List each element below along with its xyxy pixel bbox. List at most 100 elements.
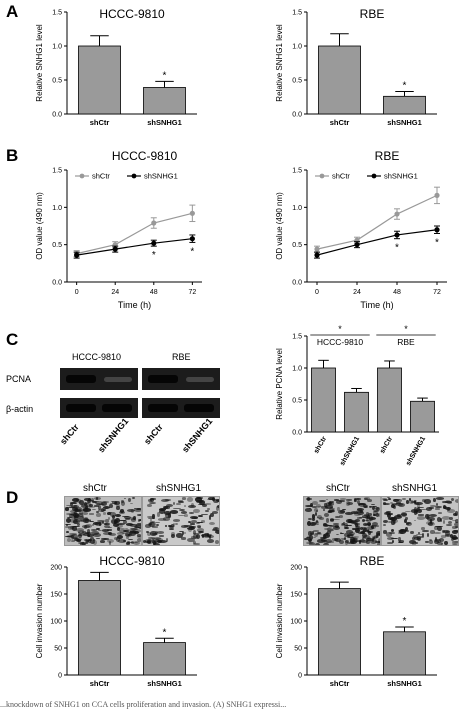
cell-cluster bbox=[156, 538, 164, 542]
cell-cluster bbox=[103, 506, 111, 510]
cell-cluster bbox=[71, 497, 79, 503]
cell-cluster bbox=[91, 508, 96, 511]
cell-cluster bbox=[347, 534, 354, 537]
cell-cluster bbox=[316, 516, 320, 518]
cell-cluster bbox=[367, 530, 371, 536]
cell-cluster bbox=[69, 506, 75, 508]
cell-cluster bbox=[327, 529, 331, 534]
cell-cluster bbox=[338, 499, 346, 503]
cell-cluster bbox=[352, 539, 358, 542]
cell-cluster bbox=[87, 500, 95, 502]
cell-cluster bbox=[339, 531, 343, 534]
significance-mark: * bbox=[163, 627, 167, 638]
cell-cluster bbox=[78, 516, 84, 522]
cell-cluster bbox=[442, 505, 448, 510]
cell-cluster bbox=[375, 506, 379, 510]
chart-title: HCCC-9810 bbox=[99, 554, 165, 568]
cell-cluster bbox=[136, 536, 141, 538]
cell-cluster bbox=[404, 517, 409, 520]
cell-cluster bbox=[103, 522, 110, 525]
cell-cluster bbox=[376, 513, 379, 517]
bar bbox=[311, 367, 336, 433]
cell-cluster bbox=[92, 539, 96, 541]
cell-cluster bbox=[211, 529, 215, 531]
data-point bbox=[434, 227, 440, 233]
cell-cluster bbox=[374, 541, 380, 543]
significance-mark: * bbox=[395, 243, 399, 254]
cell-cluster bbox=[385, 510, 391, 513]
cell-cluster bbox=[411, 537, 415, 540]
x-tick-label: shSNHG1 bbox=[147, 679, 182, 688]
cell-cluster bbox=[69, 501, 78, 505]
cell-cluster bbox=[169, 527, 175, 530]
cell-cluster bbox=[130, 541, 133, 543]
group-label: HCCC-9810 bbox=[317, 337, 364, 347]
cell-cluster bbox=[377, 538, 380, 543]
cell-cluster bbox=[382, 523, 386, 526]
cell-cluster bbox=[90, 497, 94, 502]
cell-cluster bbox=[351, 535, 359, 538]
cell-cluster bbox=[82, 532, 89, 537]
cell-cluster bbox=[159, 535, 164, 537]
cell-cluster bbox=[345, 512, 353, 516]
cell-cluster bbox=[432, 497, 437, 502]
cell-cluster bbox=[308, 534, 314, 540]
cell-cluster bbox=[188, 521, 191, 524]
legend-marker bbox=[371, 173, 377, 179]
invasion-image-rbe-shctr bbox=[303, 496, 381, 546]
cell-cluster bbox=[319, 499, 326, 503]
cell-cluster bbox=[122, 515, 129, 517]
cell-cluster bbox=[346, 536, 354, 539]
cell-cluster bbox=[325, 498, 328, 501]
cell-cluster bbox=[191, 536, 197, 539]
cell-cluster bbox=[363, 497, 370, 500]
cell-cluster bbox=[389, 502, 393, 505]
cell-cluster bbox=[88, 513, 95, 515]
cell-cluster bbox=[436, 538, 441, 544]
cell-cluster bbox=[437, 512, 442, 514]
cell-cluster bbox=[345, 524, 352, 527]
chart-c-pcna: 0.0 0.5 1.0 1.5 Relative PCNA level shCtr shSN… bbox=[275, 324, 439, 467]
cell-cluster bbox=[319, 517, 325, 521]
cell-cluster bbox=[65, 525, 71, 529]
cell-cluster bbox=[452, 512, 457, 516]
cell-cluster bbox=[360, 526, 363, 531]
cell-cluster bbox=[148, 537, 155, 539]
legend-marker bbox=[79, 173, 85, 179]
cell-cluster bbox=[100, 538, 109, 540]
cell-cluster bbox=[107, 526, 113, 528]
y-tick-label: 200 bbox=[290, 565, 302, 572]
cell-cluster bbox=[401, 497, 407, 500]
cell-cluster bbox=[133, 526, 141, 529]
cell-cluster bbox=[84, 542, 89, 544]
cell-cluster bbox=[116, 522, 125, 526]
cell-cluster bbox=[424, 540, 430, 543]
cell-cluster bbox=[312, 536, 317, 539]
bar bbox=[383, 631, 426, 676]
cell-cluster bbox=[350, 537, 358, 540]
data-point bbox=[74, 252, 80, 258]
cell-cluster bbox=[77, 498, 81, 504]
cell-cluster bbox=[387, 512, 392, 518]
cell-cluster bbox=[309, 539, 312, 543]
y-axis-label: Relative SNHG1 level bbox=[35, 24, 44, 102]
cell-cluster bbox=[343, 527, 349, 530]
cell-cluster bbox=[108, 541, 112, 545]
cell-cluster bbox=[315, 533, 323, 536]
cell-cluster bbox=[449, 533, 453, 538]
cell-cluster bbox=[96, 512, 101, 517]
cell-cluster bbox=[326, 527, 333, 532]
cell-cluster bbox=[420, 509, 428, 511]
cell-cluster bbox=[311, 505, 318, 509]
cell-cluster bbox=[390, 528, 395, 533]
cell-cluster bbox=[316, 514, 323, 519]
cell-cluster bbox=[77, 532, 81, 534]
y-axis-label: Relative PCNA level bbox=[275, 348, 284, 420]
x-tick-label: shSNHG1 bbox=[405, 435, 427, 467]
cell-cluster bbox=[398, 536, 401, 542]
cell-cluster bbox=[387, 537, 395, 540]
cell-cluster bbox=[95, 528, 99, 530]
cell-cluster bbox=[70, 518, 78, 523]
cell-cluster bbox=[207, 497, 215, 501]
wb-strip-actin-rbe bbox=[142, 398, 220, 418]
- - - - -
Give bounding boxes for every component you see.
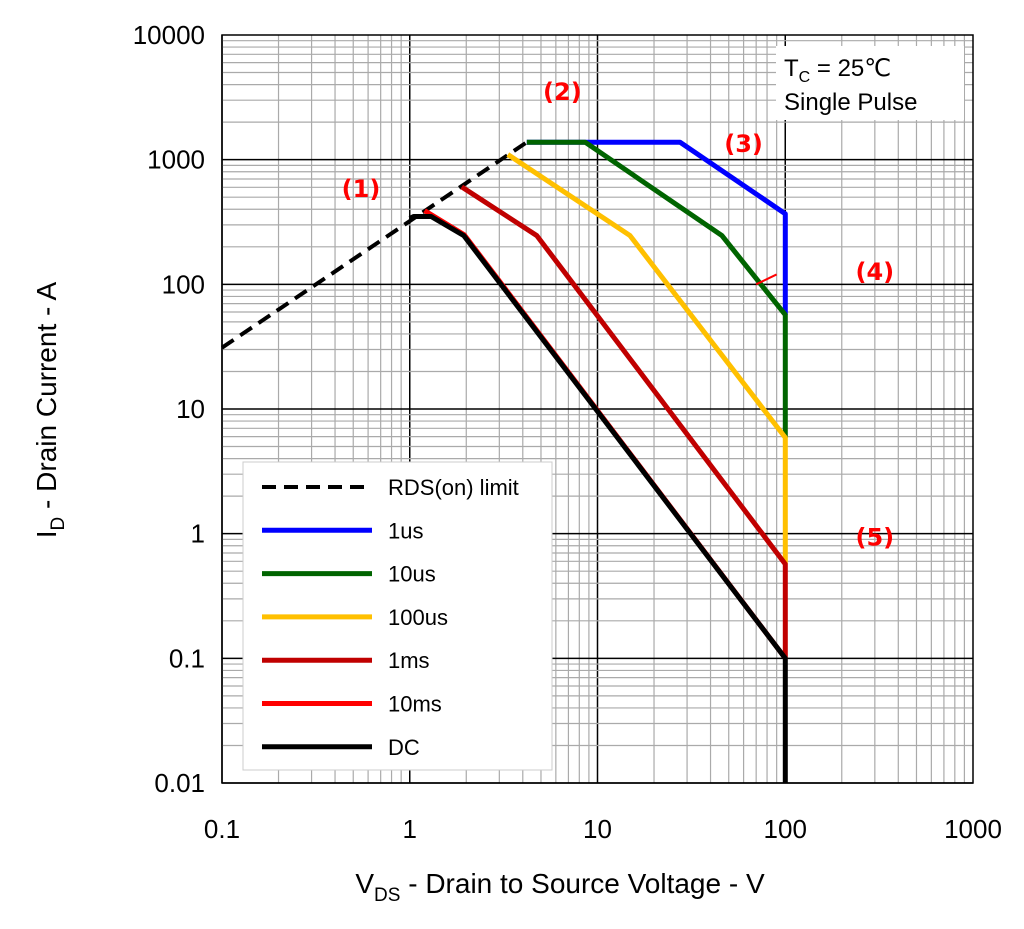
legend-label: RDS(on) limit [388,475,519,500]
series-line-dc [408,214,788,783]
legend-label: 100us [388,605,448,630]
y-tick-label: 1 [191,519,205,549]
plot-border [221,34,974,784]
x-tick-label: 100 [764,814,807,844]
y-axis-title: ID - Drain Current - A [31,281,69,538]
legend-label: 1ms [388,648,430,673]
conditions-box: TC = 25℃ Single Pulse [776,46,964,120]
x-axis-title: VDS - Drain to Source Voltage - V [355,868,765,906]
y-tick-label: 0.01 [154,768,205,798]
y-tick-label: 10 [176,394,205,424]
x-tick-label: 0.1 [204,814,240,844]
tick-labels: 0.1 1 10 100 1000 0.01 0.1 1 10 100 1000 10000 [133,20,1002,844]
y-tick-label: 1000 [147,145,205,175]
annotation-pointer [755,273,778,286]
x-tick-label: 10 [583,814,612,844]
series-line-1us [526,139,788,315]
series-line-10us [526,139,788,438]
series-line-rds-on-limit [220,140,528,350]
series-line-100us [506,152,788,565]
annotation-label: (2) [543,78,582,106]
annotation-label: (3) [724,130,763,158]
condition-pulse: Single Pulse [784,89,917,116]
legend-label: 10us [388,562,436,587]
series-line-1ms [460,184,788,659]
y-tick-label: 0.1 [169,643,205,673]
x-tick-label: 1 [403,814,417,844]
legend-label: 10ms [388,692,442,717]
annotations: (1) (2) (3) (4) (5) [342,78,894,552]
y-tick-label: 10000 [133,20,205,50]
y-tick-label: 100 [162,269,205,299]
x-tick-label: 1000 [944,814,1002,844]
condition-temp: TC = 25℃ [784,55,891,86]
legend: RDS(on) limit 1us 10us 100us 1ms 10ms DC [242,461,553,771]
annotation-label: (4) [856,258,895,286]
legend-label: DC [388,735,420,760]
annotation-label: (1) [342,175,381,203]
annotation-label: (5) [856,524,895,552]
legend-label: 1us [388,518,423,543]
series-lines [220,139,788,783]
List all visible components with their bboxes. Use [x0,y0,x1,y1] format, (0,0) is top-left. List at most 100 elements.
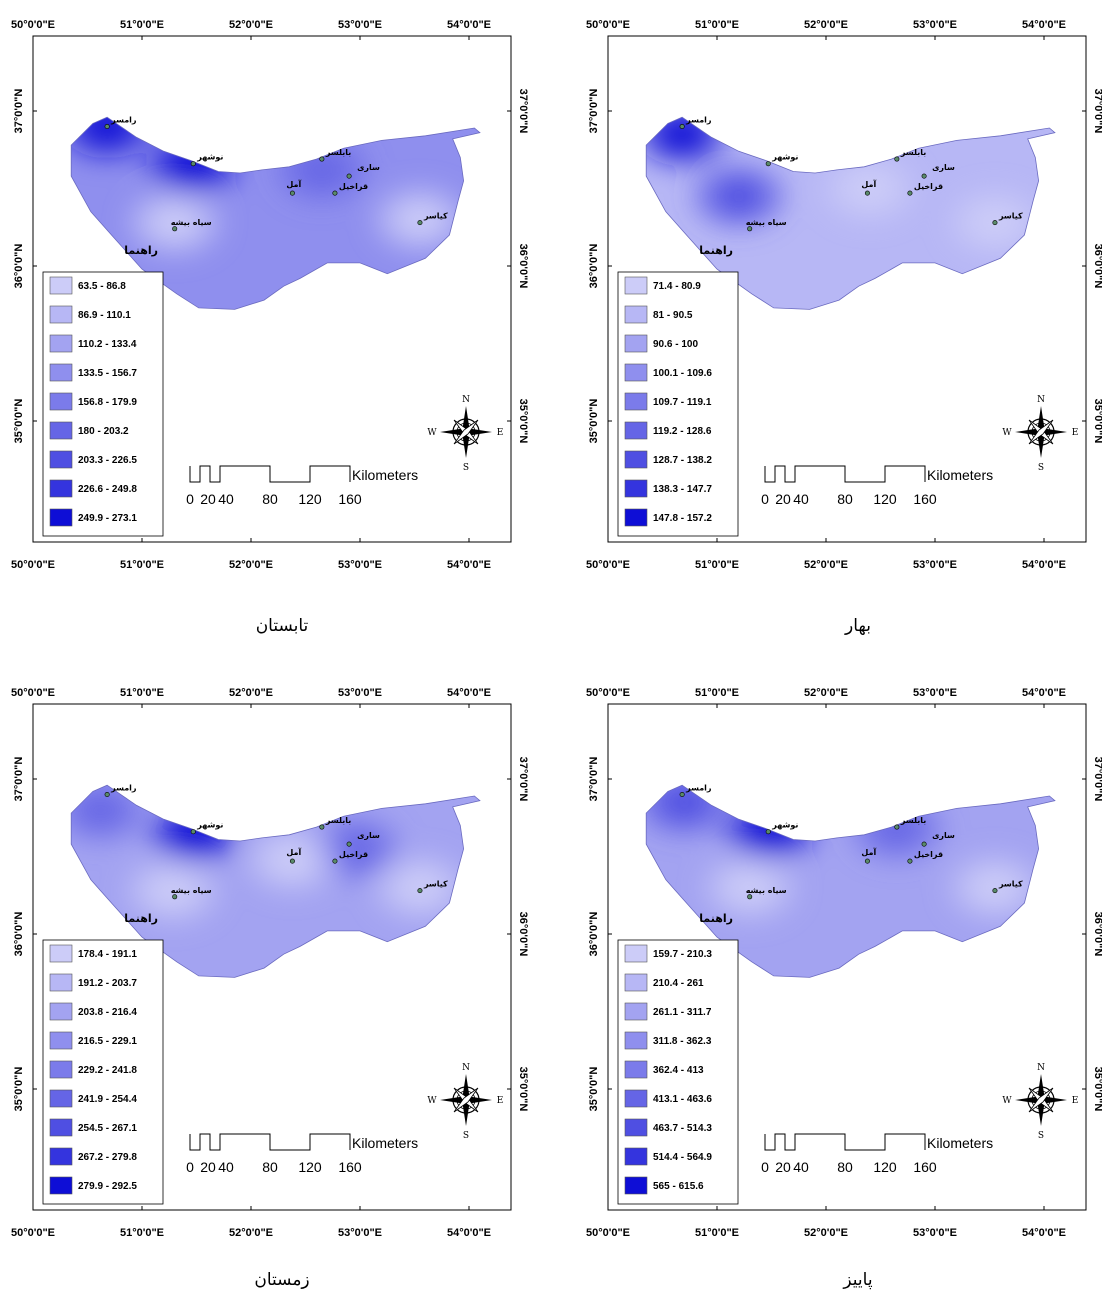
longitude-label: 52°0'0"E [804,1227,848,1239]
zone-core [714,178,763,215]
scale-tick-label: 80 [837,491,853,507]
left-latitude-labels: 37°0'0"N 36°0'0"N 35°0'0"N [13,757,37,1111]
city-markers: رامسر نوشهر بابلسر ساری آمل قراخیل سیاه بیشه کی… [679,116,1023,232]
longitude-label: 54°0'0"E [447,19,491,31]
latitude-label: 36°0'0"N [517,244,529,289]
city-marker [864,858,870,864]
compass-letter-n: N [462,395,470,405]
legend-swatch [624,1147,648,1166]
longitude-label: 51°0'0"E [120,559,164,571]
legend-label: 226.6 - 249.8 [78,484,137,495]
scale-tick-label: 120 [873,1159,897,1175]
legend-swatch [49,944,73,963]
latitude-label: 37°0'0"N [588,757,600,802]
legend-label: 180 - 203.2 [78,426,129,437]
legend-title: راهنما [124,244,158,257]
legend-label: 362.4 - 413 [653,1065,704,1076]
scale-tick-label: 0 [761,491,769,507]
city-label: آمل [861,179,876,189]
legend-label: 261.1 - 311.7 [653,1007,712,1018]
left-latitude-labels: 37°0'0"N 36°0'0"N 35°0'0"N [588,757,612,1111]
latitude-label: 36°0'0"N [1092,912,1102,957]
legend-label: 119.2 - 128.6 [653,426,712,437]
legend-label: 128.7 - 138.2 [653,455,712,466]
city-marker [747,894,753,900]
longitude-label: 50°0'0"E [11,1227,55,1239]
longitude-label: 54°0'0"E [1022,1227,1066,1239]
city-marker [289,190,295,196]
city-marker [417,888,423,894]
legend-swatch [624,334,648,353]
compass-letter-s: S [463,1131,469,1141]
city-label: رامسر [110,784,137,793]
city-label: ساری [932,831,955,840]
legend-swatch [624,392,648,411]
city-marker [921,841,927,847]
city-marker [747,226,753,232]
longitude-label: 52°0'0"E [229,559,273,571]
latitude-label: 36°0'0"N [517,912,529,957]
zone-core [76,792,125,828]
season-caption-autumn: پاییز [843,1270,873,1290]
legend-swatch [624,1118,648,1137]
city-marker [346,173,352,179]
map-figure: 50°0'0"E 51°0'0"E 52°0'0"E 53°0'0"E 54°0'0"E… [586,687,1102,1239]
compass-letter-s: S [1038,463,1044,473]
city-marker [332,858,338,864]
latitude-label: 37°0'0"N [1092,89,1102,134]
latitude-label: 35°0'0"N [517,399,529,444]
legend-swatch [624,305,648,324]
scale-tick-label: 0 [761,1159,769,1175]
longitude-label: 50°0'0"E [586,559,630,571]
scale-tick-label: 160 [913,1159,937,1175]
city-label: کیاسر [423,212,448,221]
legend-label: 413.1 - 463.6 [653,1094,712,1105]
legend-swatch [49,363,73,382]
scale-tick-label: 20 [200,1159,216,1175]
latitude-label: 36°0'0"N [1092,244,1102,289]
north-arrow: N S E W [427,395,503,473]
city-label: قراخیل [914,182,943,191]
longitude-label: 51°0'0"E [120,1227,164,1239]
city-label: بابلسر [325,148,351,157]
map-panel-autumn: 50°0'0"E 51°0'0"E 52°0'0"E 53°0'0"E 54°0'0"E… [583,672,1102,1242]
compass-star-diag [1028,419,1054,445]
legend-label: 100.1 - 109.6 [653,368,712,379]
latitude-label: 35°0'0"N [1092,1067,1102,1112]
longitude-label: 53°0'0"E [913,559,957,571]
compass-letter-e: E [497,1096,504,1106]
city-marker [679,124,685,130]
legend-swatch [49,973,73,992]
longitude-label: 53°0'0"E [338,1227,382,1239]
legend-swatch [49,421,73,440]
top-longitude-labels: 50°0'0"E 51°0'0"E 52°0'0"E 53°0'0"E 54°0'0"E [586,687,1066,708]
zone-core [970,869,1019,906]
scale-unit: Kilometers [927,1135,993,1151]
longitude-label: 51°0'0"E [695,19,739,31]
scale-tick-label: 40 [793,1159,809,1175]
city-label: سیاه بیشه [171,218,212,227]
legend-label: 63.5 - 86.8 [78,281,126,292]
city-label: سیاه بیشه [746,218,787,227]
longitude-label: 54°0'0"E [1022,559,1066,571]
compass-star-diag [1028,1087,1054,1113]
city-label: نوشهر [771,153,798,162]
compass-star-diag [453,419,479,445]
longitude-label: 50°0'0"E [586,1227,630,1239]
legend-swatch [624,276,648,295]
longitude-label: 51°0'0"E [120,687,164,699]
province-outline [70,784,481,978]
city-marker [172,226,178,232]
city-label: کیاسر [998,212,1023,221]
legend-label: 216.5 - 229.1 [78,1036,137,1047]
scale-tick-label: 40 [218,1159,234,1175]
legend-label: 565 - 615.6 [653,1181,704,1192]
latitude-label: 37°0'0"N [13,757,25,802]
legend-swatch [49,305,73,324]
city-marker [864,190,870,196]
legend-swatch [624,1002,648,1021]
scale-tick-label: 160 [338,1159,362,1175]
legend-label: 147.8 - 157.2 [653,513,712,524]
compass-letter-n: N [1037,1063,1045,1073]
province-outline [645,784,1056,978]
- - - - -
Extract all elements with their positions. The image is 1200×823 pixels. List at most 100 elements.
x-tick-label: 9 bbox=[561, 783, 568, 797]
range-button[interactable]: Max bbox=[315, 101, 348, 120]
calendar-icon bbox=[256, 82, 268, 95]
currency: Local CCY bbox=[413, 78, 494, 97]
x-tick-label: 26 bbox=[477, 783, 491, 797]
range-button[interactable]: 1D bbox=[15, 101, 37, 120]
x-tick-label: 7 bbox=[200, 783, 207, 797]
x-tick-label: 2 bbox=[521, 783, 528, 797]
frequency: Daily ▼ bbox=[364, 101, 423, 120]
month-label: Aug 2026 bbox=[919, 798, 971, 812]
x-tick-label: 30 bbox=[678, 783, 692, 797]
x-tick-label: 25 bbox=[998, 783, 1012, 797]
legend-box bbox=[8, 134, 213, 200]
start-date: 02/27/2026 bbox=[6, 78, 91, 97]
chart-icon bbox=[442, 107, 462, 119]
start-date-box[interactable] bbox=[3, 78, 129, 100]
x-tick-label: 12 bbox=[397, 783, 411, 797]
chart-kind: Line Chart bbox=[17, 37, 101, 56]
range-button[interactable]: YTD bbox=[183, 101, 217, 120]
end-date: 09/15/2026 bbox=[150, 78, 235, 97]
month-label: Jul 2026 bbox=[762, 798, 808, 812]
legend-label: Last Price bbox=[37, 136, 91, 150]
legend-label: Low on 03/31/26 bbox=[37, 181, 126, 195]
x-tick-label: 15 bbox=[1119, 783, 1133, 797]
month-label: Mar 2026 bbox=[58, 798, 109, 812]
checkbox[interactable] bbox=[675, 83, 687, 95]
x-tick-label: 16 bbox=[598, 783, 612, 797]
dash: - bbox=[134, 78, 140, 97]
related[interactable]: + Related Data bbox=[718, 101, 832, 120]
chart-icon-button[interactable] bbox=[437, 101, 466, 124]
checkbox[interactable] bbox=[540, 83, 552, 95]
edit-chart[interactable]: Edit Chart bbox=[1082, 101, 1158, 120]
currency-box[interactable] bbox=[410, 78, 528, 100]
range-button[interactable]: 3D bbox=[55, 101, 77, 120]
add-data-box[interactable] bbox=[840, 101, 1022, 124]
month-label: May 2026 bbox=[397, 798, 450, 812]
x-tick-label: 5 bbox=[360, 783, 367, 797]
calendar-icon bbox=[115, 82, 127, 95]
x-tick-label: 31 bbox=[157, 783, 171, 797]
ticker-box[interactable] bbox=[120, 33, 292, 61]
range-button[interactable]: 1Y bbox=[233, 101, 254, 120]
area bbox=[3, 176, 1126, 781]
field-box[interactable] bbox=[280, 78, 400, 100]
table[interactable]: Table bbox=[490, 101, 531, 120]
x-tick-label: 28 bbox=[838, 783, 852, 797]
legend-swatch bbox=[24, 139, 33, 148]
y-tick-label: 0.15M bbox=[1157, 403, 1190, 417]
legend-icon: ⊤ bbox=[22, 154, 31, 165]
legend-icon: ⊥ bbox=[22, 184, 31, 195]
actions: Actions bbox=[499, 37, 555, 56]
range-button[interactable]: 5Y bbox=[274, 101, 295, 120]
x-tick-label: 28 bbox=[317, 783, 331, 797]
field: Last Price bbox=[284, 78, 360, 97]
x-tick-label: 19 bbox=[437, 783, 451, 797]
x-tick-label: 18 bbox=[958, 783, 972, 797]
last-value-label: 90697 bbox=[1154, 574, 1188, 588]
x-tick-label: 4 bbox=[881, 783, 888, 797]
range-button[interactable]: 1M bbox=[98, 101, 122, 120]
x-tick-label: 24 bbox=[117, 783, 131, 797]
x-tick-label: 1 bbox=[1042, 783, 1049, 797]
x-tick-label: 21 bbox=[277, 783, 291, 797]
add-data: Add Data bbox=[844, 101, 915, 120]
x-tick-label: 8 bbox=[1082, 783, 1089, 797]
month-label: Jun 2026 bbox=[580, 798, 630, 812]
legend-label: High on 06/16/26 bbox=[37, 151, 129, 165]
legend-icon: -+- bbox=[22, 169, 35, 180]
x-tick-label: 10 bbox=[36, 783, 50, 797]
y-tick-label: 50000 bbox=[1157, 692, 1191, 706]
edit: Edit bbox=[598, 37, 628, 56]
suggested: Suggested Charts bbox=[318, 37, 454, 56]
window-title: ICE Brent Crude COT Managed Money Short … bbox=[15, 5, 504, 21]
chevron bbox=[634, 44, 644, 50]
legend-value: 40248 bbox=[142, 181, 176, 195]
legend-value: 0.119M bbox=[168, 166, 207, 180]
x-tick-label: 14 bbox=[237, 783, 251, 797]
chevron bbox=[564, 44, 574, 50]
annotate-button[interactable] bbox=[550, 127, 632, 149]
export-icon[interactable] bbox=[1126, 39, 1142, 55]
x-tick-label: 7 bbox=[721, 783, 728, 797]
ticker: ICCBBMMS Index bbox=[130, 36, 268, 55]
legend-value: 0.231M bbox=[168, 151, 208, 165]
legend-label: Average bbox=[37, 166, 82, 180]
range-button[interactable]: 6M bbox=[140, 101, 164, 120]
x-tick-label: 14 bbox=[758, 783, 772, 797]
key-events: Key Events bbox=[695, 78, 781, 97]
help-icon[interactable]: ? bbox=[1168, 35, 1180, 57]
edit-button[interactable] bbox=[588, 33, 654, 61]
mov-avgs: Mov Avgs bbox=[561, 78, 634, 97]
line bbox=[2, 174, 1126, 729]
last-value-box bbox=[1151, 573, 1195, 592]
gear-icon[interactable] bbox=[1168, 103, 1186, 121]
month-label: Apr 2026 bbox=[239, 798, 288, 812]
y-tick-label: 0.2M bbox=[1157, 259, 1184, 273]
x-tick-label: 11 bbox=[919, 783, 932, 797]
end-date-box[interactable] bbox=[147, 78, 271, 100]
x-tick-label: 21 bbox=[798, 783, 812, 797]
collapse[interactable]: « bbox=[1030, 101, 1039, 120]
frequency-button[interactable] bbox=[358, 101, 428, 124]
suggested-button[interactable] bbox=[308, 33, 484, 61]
- - - - -
Swap "Daily" for "Weekly" in everything from "Extract all elements" down to "x-tick-label: 30 bbox=[678, 783, 692, 797]" in the material above. Give back only those lines, with nothing else changed.

Result of the task:
Extract all elements with their positions. The image is 1200×823 pixels. List at most 100 elements.
x-tick-label: 9 bbox=[561, 783, 568, 797]
range-button[interactable]: Max bbox=[315, 101, 348, 120]
calendar-icon bbox=[256, 82, 268, 95]
currency: Local CCY bbox=[413, 78, 494, 97]
x-tick-label: 26 bbox=[477, 783, 491, 797]
range-button[interactable]: 1D bbox=[15, 101, 37, 120]
x-tick-label: 7 bbox=[200, 783, 207, 797]
x-tick-label: 2 bbox=[521, 783, 528, 797]
frequency: Weekly ▼ bbox=[364, 101, 423, 120]
month-label: Aug 2026 bbox=[919, 798, 971, 812]
x-tick-label: 30 bbox=[678, 783, 692, 797]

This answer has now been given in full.